_EXERCISE TASK_. Set down every record once more, exactly as given.

- - -

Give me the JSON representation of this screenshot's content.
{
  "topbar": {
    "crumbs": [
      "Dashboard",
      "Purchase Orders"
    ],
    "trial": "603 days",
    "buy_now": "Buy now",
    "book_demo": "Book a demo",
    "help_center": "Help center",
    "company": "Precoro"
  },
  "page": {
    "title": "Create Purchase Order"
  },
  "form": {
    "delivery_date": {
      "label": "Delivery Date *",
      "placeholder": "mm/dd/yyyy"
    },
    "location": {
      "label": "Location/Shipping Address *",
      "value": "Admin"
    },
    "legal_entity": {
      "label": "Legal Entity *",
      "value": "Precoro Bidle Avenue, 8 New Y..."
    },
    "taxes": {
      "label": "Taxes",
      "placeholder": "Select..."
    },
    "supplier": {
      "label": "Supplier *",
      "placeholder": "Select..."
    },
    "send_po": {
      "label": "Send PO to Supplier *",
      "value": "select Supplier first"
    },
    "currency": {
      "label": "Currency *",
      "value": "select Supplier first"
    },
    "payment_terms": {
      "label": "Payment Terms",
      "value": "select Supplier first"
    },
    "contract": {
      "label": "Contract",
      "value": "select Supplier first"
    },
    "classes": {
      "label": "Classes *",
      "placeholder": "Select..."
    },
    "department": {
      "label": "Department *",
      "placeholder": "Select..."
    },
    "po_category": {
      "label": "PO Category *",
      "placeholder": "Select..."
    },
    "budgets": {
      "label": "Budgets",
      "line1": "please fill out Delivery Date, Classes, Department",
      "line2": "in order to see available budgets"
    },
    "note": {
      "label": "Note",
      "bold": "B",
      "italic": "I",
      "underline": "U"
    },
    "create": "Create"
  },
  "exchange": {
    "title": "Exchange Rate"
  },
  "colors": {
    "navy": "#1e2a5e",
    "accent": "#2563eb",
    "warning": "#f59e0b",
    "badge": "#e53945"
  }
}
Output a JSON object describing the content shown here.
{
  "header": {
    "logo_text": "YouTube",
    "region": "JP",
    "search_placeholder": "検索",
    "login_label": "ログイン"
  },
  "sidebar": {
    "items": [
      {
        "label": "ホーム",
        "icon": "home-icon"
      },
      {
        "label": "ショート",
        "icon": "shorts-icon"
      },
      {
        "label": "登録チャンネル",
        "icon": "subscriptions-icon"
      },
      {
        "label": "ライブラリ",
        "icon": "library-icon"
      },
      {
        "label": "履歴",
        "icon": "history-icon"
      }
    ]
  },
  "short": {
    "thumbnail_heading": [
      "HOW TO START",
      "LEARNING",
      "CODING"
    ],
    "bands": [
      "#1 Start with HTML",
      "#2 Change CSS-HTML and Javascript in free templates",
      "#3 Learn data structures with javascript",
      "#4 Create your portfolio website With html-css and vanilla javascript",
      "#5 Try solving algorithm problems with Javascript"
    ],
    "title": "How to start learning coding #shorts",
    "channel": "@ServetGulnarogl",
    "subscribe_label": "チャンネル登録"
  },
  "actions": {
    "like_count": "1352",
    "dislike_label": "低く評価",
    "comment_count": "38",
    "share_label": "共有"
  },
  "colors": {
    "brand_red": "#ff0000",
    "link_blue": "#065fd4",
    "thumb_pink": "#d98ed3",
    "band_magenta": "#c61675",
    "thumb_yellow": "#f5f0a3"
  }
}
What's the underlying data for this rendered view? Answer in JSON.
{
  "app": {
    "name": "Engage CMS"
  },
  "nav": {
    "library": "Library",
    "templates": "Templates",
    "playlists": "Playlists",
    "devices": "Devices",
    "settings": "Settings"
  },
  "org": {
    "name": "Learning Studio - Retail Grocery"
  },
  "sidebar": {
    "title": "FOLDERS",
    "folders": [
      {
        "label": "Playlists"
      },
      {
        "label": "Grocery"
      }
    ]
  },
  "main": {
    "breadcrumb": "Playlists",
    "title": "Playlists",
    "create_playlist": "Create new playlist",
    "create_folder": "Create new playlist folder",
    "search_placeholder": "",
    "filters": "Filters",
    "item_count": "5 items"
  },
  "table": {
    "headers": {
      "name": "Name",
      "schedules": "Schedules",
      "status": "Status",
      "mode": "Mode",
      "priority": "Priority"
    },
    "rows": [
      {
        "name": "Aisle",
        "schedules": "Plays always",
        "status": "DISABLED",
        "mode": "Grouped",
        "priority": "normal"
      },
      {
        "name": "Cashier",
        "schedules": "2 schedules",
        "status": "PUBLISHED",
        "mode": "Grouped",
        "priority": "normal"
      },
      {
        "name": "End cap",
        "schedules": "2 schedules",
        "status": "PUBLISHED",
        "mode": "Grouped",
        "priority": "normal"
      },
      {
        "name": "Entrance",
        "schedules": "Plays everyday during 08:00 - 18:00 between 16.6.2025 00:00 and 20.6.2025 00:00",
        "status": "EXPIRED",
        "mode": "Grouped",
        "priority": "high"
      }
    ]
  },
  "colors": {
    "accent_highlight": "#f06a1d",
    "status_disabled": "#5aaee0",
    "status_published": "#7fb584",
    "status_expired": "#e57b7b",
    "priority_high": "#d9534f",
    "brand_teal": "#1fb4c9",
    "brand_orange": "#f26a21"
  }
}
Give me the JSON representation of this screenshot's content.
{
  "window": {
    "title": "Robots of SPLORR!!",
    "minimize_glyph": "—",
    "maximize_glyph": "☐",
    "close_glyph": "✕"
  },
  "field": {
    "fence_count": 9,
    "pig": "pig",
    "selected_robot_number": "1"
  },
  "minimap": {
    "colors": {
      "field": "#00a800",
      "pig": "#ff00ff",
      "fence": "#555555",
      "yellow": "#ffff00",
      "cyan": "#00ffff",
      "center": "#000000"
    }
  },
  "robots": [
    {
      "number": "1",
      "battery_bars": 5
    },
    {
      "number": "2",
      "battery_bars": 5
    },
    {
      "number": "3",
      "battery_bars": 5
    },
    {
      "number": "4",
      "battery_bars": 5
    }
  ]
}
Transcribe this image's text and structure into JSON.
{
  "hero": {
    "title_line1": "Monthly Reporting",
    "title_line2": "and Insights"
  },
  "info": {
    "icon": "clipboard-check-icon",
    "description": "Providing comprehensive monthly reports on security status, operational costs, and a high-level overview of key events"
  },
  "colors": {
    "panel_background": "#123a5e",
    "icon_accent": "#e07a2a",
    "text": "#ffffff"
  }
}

- - -

_IN RESPONSE_.
Give me the JSON representation of this screenshot's content.
{
  "topbar": {
    "crumbs": [
      "Dashboard",
      "Purchase Orders"
    ],
    "trial": "603 days",
    "buy_now": "Buy now",
    "book_demo": "Book a demo",
    "help_center": "Help center",
    "company": "Precoro"
  },
  "page": {
    "title": "Create Purchase Order"
  },
  "form": {
    "delivery_date": {
      "label": "Delivery Date *",
      "placeholder": "mm/dd/yyyy"
    },
    "location": {
      "label": "Location/Shipping Address *",
      "value": "Admin"
    },
    "legal_entity": {
      "label": "Legal Entity *",
      "value": "Precoro Bidle Avenue, 8 New Y..."
    },
    "taxes": {
      "label": "Taxes",
      "placeholder": "Select..."
    },
    "supplier": {
      "label": "Supplier *",
      "placeholder": "Select..."
    },
    "send_po": {
      "label": "Send PO to Supplier *",
      "value": "select Supplier first"
    },
    "currency": {
      "label": "Currency *",
      "value": "select Supplier first"
    },
    "payment_terms": {
      "label": "Payment Terms",
      "value": "select Supplier first"
    },
    "contract": {
      "label": "Contract",
      "value": "select Supplier first"
    },
    "classes": {
      "label": "Classes *",
      "placeholder": "Select..."
    },
    "department": {
      "label": "Department *",
      "placeholder": "Select..."
    },
    "po_category": {
      "label": "PO Category *",
      "placeholder": "Select..."
    },
    "budgets": {
      "label": "Budgets",
      "line1": "please fill out Delivery Date, Classes, Department",
      "line2": "in order to see available budgets"
    },
    "note": {
      "label": "Note",
      "bold": "B",
      "italic": "I",
      "underline": "U"
    },
    "create": "Create"
  },
  "exchange": {
    "title": "Exchange Rate"
  },
  "colors": {
    "navy": "#1e2a5e",
    "accent": "#2563eb",
    "warning": "#f59e0b",
    "badge": "#e53945"
  }
}
Output a JSON object describing the content shown here.
{
  "header": {
    "logo_text": "YouTube",
    "region": "JP",
    "search_placeholder": "検索",
    "login_label": "ログイン"
  },
  "sidebar": {
    "items": [
      {
        "label": "ホーム",
        "icon": "home-icon"
      },
      {
        "label": "ショート",
        "icon": "shorts-icon"
      },
      {
        "label": "登録チャンネル",
        "icon": "subscriptions-icon"
      },
      {
        "label": "ライブラリ",
        "icon": "library-icon"
      },
      {
        "label": "履歴",
        "icon": "history-icon"
      }
    ]
  },
  "short": {
    "thumbnail_heading": [
      "HOW TO START",
      "LEARNING",
      "CODING"
    ],
    "bands": [
      "#1 Start with HTML",
      "#2 Change CSS-HTML and Javascript in free templates",
      "#3 Learn data structures with javascript",
      "#4 Create your portfolio website With html-css and vanilla javascript",
      "#5 Try solving algorithm problems with Javascript"
    ],
    "title": "How to start learning coding #shorts",
    "channel": "@ServetGulnarogl",
    "subscribe_label": "チャンネル登録"
  },
  "actions": {
    "like_count": "1352",
    "dislike_label": "低く評価",
    "comment_count": "38",
    "share_label": "共有"
  },
  "colors": {
    "brand_red": "#ff0000",
    "link_blue": "#065fd4",
    "thumb_pink": "#d98ed3",
    "band_magenta": "#c61675",
    "thumb_yellow": "#f5f0a3"
  }
}
What's the underlying data for this rendered view? Answer in JSON.
{
  "app": {
    "name": "Engage CMS"
  },
  "nav": {
    "library": "Library",
    "templates": "Templates",
    "playlists": "Playlists",
    "devices": "Devices",
    "settings": "Settings"
  },
  "org": {
    "name": "Learning Studio - Retail Grocery"
  },
  "sidebar": {
    "title": "FOLDERS",
    "folders": [
      {
        "label": "Playlists"
      },
      {
        "label": "Grocery"
      }
    ]
  },
  "main": {
    "breadcrumb": "Playlists",
    "title": "Playlists",
    "create_playlist": "Create new playlist",
    "create_folder": "Create new playlist folder",
    "search_placeholder": "",
    "filters": "Filters",
    "item_count": "5 items"
  },
  "table": {
    "headers": {
      "name": "Name",
      "schedules": "Schedules",
      "status": "Status",
      "mode": "Mode",
      "priority": "Priority"
    },
    "rows": [
      {
        "name": "Aisle",
        "schedules": "Plays always",
        "status": "DISABLED",
        "mode": "Grouped",
        "priority": "normal"
      },
      {
        "name": "Cashier",
        "schedules": "2 schedules",
        "status": "PUBLISHED",
        "mode": "Grouped",
        "priority": "normal"
      },
      {
        "name": "End cap",
        "schedules": "2 schedules",
        "status": "PUBLISHED",
        "mode": "Grouped",
        "priority": "normal"
      },
      {
        "name": "Entrance",
        "schedules": "Plays everyday during 08:00 - 18:00 between 16.6.2025 00:00 and 20.6.2025 00:00",
        "status": "EXPIRED",
        "mode": "Grouped",
        "priority": "high"
      }
    ]
  },
  "colors": {
    "accent_highlight": "#f06a1d",
    "status_disabled": "#5aaee0",
    "status_published": "#7fb584",
    "status_expired": "#e57b7b",
    "priority_high": "#d9534f",
    "brand_teal": "#1fb4c9",
    "brand_orange": "#f26a21"
  }
}
Give me the JSON representation of this screenshot's content.
{
  "window": {
    "title": "Robots of SPLORR!!",
    "minimize_glyph": "—",
    "maximize_glyph": "☐",
    "close_glyph": "✕"
  },
  "field": {
    "fence_count": 9,
    "pig": "pig",
    "selected_robot_number": "1"
  },
  "minimap": {
    "colors": {
      "field": "#00a800",
      "pig": "#ff00ff",
      "fence": "#555555",
      "yellow": "#ffff00",
      "cyan": "#00ffff",
      "center": "#000000"
    }
  },
  "robots": [
    {
      "number": "1",
      "battery_bars": 5
    },
    {
      "number": "2",
      "battery_bars": 5
    },
    {
      "number": "3",
      "battery_bars": 5
    },
    {
      "number": "4",
      "battery_bars": 5
    }
  ]
}
Transcribe this image's text and structure into JSON.
{
  "hero": {
    "title_line1": "Monthly Reporting",
    "title_line2": "and Insights"
  },
  "info": {
    "icon": "clipboard-check-icon",
    "description": "Providing comprehensive monthly reports on security status, operational costs, and a high-level overview of key events"
  },
  "colors": {
    "panel_background": "#123a5e",
    "icon_accent": "#e07a2a",
    "text": "#ffffff"
  }
}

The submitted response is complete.